Requirements »
Go through the listing and copy each line with the string "this".

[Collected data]
....

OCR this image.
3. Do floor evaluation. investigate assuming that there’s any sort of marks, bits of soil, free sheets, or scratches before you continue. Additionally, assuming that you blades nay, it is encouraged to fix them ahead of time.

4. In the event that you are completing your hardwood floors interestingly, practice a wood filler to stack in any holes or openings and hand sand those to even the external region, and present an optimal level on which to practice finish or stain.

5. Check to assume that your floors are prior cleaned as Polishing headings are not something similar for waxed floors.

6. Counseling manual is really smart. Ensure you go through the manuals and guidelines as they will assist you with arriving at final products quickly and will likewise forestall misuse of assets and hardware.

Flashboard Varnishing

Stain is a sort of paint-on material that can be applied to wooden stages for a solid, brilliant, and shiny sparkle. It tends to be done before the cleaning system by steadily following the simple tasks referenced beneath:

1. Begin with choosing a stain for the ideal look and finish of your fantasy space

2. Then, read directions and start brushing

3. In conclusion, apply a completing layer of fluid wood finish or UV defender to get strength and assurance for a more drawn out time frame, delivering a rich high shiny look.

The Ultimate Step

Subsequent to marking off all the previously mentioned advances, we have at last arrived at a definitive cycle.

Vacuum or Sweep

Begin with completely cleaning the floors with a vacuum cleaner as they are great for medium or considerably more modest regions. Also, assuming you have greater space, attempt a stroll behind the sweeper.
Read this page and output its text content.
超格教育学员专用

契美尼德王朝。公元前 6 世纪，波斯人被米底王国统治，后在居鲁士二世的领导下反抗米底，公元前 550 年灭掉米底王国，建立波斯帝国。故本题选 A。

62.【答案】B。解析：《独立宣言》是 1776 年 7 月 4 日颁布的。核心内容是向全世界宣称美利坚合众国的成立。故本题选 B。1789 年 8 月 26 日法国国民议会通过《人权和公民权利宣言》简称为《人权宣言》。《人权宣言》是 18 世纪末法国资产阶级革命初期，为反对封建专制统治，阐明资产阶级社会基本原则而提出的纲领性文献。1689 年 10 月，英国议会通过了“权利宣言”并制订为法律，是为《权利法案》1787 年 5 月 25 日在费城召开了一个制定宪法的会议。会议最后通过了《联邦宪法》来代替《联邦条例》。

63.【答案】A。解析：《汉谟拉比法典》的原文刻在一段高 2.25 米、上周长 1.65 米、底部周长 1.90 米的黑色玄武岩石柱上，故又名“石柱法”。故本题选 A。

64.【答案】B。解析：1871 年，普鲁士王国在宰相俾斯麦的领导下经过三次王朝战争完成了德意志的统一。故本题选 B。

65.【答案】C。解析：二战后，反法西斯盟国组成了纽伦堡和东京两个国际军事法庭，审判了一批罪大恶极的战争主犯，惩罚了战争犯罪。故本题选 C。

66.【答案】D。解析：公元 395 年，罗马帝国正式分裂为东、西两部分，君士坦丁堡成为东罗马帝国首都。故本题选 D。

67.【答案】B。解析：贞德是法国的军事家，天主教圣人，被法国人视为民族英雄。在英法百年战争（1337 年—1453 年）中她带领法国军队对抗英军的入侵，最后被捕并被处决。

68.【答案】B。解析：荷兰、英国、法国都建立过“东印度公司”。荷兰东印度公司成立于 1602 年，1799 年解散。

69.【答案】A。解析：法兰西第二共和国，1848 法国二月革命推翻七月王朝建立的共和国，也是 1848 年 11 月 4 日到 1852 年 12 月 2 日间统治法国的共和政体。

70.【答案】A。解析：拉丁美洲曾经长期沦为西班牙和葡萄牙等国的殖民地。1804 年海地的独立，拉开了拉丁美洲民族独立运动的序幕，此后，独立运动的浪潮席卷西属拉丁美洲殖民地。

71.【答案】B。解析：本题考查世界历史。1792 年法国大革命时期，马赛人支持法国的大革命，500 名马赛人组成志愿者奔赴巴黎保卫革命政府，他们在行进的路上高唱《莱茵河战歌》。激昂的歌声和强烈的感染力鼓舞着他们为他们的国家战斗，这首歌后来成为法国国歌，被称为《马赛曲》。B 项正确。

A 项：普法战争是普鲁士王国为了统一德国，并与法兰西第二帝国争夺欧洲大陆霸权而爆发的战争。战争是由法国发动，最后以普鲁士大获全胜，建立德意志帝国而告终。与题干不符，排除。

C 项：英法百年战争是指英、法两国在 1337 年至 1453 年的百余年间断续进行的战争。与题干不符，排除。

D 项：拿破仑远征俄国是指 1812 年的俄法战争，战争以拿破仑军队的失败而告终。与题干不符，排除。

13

....

The answer »
OCR this image.
Read this page and output its text content.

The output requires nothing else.